» **Dataset records**
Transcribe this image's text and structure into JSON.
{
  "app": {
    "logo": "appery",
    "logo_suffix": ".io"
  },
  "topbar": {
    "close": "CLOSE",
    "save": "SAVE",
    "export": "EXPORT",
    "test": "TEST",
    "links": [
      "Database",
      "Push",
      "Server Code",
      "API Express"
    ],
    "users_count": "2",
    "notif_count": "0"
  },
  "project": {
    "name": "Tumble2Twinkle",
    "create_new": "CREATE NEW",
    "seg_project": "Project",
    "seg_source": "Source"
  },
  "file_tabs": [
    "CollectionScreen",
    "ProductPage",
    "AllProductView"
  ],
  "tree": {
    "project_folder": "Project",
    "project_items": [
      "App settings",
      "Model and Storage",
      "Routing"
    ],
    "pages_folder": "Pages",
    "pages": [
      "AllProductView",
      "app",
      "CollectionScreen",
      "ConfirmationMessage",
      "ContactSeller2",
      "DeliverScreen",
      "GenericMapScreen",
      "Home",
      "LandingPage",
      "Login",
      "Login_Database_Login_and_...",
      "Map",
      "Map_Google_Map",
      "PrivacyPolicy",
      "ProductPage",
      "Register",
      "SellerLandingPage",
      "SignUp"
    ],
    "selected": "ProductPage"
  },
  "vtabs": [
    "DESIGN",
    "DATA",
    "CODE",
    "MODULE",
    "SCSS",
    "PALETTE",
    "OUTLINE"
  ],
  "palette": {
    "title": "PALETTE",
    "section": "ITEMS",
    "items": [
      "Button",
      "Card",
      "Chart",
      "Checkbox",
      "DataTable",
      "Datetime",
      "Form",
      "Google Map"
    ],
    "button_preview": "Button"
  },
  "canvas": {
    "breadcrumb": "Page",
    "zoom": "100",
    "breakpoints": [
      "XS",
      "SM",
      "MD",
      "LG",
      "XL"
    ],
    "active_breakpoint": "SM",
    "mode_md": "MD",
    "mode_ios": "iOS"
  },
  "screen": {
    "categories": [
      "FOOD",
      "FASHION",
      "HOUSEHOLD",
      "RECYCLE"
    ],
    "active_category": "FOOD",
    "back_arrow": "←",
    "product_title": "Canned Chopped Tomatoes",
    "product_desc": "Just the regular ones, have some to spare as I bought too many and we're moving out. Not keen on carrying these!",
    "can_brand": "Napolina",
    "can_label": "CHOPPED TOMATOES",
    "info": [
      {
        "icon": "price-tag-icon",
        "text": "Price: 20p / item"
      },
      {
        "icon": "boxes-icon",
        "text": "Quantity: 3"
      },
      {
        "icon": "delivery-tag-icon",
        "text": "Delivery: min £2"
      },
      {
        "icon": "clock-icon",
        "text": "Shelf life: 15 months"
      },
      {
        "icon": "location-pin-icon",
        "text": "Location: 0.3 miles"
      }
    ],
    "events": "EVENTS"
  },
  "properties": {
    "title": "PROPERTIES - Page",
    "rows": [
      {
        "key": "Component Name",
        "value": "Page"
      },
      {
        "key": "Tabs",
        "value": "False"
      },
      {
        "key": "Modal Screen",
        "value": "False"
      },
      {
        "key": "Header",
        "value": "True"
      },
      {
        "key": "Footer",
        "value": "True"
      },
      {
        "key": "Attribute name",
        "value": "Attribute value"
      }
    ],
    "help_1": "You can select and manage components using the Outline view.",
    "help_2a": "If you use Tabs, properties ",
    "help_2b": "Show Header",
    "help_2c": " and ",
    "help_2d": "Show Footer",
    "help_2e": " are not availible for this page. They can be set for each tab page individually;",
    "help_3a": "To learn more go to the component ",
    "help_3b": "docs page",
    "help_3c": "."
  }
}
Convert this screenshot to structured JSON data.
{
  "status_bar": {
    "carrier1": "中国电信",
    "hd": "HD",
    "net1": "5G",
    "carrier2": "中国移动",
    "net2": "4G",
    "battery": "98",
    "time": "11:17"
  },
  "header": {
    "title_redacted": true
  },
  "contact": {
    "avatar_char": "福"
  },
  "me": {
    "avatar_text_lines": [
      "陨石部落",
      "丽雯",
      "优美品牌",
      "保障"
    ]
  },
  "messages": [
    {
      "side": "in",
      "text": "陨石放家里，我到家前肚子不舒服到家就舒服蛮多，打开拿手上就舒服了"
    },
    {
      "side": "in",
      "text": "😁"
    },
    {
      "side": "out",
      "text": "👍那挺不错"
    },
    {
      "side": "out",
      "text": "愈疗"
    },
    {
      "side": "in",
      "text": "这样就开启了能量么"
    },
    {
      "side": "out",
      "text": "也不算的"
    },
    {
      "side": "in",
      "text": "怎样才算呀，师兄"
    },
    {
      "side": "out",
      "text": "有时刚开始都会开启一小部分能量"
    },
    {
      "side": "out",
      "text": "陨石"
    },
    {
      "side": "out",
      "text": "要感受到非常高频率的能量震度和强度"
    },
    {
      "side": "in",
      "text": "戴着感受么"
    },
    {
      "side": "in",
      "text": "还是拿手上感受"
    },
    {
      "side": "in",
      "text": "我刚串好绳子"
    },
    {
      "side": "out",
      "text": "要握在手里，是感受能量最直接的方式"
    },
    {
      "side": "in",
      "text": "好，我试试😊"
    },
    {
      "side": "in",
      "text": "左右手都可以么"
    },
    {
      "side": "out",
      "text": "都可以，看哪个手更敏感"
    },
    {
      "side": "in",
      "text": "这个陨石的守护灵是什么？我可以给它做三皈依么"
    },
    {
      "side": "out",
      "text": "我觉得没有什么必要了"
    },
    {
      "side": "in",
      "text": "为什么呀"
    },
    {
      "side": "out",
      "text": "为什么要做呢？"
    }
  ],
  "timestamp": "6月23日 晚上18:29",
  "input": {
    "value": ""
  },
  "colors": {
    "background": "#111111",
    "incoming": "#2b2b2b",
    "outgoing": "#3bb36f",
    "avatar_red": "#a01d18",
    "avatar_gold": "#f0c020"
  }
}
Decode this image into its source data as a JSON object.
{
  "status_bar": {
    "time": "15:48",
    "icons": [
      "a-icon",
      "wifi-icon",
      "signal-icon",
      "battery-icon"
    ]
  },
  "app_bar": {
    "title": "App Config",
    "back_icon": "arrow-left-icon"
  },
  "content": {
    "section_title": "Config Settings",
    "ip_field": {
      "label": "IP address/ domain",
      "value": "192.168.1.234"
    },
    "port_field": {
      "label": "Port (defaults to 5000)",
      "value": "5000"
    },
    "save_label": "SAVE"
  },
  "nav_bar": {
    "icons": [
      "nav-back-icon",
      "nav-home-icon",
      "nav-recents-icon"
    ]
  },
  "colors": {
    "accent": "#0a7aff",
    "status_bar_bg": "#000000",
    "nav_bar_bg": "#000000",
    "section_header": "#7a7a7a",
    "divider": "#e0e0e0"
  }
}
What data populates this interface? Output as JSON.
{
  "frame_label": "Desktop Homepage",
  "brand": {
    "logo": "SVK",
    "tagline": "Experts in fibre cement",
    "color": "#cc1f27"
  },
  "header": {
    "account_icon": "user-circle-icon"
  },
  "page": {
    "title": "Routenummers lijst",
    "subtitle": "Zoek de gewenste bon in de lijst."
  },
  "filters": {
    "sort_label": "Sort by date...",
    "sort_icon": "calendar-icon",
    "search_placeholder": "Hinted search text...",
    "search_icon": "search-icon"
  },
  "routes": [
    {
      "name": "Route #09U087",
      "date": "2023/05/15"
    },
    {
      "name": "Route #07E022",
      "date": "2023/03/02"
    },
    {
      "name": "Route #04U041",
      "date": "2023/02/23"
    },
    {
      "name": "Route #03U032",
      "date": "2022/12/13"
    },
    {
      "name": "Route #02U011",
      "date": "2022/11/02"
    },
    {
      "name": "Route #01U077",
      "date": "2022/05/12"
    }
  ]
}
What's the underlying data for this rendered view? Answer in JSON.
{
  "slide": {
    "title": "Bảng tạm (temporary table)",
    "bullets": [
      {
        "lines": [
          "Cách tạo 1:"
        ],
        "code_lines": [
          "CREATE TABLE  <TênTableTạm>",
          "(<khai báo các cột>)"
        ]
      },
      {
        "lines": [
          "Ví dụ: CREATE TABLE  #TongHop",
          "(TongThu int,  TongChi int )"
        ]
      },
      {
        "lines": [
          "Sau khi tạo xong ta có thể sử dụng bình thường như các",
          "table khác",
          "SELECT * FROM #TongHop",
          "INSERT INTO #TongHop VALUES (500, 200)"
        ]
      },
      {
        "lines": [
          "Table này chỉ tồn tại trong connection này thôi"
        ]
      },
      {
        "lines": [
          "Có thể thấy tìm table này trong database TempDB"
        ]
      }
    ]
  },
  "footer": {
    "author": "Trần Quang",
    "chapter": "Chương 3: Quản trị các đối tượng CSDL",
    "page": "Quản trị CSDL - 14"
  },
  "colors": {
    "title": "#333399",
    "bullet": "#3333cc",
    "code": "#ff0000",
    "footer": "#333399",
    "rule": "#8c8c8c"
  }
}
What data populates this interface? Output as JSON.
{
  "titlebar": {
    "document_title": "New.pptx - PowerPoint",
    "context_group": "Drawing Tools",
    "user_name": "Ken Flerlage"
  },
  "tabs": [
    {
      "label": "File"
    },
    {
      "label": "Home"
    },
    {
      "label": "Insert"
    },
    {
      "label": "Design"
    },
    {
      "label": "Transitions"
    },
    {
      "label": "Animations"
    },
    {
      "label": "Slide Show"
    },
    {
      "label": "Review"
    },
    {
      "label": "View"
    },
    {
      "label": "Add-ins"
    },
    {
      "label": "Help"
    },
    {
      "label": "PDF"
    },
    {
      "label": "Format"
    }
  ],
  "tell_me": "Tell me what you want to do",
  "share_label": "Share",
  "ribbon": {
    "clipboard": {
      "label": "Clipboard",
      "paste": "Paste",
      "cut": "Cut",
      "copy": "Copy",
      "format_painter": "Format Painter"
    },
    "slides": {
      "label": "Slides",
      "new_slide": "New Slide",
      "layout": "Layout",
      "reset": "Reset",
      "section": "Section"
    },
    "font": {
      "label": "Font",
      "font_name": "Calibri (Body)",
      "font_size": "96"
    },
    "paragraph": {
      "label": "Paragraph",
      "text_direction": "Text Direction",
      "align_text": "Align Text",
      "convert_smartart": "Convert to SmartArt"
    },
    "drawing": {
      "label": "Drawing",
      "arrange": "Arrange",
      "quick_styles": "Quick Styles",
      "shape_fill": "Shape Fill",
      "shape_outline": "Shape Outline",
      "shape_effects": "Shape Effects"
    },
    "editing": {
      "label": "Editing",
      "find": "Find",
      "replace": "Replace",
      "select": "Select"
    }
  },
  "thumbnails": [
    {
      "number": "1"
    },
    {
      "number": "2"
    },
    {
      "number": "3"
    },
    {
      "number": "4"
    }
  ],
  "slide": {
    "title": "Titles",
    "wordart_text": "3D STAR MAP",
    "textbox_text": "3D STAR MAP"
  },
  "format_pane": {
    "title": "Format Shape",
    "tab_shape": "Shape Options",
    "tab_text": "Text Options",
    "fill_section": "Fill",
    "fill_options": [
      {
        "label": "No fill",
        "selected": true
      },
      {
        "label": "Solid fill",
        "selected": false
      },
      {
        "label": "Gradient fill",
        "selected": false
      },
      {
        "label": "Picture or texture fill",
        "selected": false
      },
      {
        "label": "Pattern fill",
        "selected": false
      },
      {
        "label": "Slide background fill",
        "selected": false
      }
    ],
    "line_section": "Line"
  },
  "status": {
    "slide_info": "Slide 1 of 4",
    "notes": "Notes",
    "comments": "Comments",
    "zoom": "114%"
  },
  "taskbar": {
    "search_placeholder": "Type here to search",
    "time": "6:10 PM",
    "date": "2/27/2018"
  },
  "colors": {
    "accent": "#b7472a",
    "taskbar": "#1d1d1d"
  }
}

» **EXERCISE OBJECTIVE**
Copy down every line of the entries containing the word "ProductPage".

» **EXPECTED ANSWER**
    "ProductPage",
      "ProductPage",
    "selected": "ProductPage"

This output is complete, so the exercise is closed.